Find the string "Control" in the entries and copy each line that has it.

■ **Records provided**
══════════

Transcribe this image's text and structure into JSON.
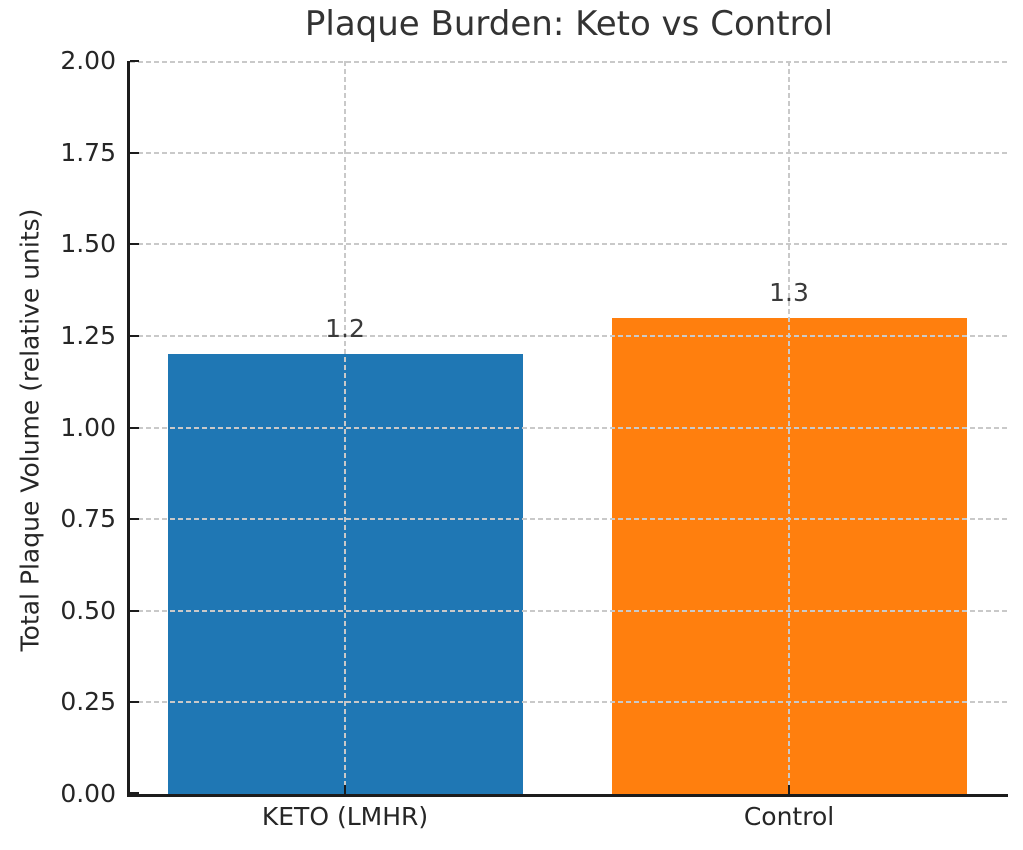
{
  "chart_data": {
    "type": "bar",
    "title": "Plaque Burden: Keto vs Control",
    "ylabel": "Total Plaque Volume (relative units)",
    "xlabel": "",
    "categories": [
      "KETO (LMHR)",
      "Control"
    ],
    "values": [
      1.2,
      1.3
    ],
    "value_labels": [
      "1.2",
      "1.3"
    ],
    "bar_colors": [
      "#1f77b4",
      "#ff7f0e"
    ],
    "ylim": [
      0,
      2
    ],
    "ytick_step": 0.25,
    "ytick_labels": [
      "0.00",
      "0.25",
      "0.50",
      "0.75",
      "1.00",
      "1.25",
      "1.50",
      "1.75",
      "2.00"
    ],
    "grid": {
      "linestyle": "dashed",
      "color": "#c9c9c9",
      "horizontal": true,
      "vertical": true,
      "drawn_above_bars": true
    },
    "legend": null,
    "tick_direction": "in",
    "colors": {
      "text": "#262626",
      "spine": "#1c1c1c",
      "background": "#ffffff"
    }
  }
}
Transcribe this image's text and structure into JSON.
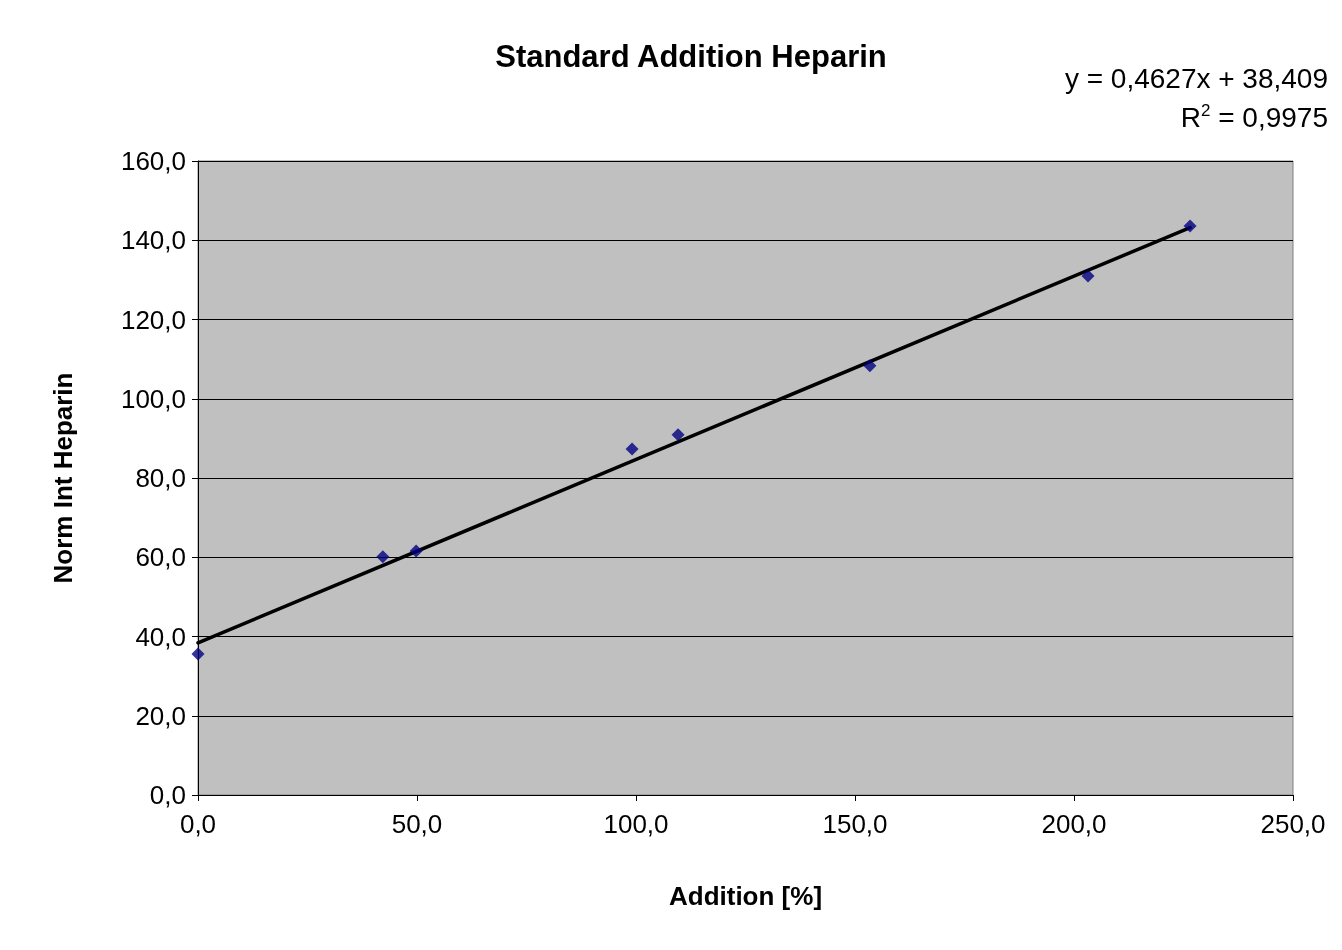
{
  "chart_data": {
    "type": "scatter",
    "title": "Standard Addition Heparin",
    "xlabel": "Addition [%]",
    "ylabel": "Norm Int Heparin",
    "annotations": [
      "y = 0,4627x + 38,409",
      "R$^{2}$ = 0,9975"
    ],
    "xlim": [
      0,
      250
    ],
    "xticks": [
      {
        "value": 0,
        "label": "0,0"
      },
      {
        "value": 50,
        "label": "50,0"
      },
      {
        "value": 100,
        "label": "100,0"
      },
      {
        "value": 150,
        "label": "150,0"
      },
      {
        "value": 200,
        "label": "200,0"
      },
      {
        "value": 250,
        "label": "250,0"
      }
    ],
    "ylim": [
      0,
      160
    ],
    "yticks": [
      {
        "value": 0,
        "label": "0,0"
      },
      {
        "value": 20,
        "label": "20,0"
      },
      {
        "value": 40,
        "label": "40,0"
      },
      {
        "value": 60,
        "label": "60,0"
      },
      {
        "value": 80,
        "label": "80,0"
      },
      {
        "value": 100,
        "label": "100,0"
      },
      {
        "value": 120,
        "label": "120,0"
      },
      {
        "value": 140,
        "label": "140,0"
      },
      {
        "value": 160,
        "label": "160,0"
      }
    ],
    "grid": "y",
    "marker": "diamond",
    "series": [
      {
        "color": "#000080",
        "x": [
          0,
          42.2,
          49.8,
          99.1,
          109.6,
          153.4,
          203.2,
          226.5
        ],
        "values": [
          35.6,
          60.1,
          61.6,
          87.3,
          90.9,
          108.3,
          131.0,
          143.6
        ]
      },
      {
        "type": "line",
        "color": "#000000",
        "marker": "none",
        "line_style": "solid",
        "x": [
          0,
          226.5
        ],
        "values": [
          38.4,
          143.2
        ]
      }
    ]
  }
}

══════════

■ **Result below**
    "title": "Plaque Burden: Keto vs Control",
      "Control"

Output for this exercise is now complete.